SET TASK
Set down all of the data exactly as it appears.

ROWS
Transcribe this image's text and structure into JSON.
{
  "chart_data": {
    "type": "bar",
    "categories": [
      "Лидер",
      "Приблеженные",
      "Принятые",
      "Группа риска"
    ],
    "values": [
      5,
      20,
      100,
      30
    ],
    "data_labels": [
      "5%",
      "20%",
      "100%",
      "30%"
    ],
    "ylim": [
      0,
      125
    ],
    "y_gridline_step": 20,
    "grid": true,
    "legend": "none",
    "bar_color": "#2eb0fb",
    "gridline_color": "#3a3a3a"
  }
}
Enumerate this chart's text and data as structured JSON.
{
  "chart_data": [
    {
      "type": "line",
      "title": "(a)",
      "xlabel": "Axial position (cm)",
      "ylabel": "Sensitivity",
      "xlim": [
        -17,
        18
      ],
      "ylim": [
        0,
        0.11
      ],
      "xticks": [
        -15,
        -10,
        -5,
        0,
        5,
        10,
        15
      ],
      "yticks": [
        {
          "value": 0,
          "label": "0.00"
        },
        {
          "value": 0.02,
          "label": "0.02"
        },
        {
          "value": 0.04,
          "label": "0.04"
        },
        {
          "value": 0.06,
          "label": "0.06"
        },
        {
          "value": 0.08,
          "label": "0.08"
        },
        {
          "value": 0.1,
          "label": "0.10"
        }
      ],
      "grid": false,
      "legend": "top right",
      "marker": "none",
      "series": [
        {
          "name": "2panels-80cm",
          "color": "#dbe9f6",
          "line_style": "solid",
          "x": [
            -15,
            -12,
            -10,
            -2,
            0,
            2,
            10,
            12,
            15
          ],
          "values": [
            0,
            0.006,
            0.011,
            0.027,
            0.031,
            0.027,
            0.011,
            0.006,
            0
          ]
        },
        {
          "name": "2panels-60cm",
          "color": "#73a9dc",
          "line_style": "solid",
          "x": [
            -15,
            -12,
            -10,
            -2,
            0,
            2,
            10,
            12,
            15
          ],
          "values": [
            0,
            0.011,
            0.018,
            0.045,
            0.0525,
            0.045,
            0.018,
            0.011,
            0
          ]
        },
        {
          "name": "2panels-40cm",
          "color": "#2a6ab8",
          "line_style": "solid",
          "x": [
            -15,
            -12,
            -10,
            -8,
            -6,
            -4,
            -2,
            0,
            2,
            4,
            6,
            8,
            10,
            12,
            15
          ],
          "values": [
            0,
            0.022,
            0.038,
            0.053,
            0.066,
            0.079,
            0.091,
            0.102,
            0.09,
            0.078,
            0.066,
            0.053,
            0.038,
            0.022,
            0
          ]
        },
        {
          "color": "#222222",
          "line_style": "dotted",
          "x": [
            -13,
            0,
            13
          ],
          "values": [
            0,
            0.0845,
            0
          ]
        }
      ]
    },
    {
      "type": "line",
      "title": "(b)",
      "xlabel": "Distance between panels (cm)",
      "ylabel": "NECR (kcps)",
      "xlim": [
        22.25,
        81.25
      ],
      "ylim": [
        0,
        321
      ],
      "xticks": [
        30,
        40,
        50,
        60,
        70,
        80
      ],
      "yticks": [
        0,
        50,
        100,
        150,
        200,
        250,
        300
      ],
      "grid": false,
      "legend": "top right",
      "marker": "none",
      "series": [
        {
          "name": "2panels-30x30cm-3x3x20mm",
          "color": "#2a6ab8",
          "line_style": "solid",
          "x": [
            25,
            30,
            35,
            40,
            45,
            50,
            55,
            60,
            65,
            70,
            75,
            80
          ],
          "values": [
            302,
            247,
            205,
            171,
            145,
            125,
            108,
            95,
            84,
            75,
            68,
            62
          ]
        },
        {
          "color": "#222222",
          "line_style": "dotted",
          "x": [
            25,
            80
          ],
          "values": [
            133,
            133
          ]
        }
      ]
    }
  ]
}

TASK RESPONSE
Transcribe this image's text and structure into JSON.
{
  "chart_data": {
    "type": "bar",
    "categories": [
      "Лидер",
      "Приблеженные",
      "Принятые",
      "Группа риска"
    ],
    "values": [
      5,
      20,
      100,
      30
    ],
    "data_labels": [
      "5%",
      "20%",
      "100%",
      "30%"
    ],
    "ylim": [
      0,
      125
    ],
    "y_gridline_step": 20,
    "grid": true,
    "legend": "none",
    "bar_color": "#2eb0fb",
    "gridline_color": "#3a3a3a"
  }
}
Enumerate this chart's text and data as structured JSON.
{
  "chart_data": [
    {
      "type": "line",
      "title": "(a)",
      "xlabel": "Axial position (cm)",
      "ylabel": "Sensitivity",
      "xlim": [
        -17,
        18
      ],
      "ylim": [
        0,
        0.11
      ],
      "xticks": [
        -15,
        -10,
        -5,
        0,
        5,
        10,
        15
      ],
      "yticks": [
        {
          "value": 0,
          "label": "0.00"
        },
        {
          "value": 0.02,
          "label": "0.02"
        },
        {
          "value": 0.04,
          "label": "0.04"
        },
        {
          "value": 0.06,
          "label": "0.06"
        },
        {
          "value": 0.08,
          "label": "0.08"
        },
        {
          "value": 0.1,
          "label": "0.10"
        }
      ],
      "grid": false,
      "legend": "top right",
      "marker": "none",
      "series": [
        {
          "name": "2panels-80cm",
          "color": "#dbe9f6",
          "line_style": "solid",
          "x": [
            -15,
            -12,
            -10,
            -2,
            0,
            2,
            10,
            12,
            15
          ],
          "values": [
            0,
            0.006,
            0.011,
            0.027,
            0.031,
            0.027,
            0.011,
            0.006,
            0
          ]
        },
        {
          "name": "2panels-60cm",
          "color": "#73a9dc",
          "line_style": "solid",
          "x": [
            -15,
            -12,
            -10,
            -2,
            0,
            2,
            10,
            12,
            15
          ],
          "values": [
            0,
            0.011,
            0.018,
            0.045,
            0.0525,
            0.045,
            0.018,
            0.011,
            0
          ]
        },
        {
          "name": "2panels-40cm",
          "color": "#2a6ab8",
          "line_style": "solid",
          "x": [
            -15,
            -12,
            -10,
            -8,
            -6,
            -4,
            -2,
            0,
            2,
            4,
            6,
            8,
            10,
            12,
            15
          ],
          "values": [
            0,
            0.022,
            0.038,
            0.053,
            0.066,
            0.079,
            0.091,
            0.102,
            0.09,
            0.078,
            0.066,
            0.053,
            0.038,
            0.022,
            0
          ]
        },
        {
          "color": "#222222",
          "line_style": "dotted",
          "x": [
            -13,
            0,
            13
          ],
          "values": [
            0,
            0.0845,
            0
          ]
        }
      ]
    },
    {
      "type": "line",
      "title": "(b)",
      "xlabel": "Distance between panels (cm)",
      "ylabel": "NECR (kcps)",
      "xlim": [
        22.25,
        81.25
      ],
      "ylim": [
        0,
        321
      ],
      "xticks": [
        30,
        40,
        50,
        60,
        70,
        80
      ],
      "yticks": [
        0,
        50,
        100,
        150,
        200,
        250,
        300
      ],
      "grid": false,
      "legend": "top right",
      "marker": "none",
      "series": [
        {
          "name": "2panels-30x30cm-3x3x20mm",
          "color": "#2a6ab8",
          "line_style": "solid",
          "x": [
            25,
            30,
            35,
            40,
            45,
            50,
            55,
            60,
            65,
            70,
            75,
            80
          ],
          "values": [
            302,
            247,
            205,
            171,
            145,
            125,
            108,
            95,
            84,
            75,
            68,
            62
          ]
        },
        {
          "color": "#222222",
          "line_style": "dotted",
          "x": [
            25,
            80
          ],
          "values": [
            133,
            133
          ]
        }
      ]
    }
  ]
}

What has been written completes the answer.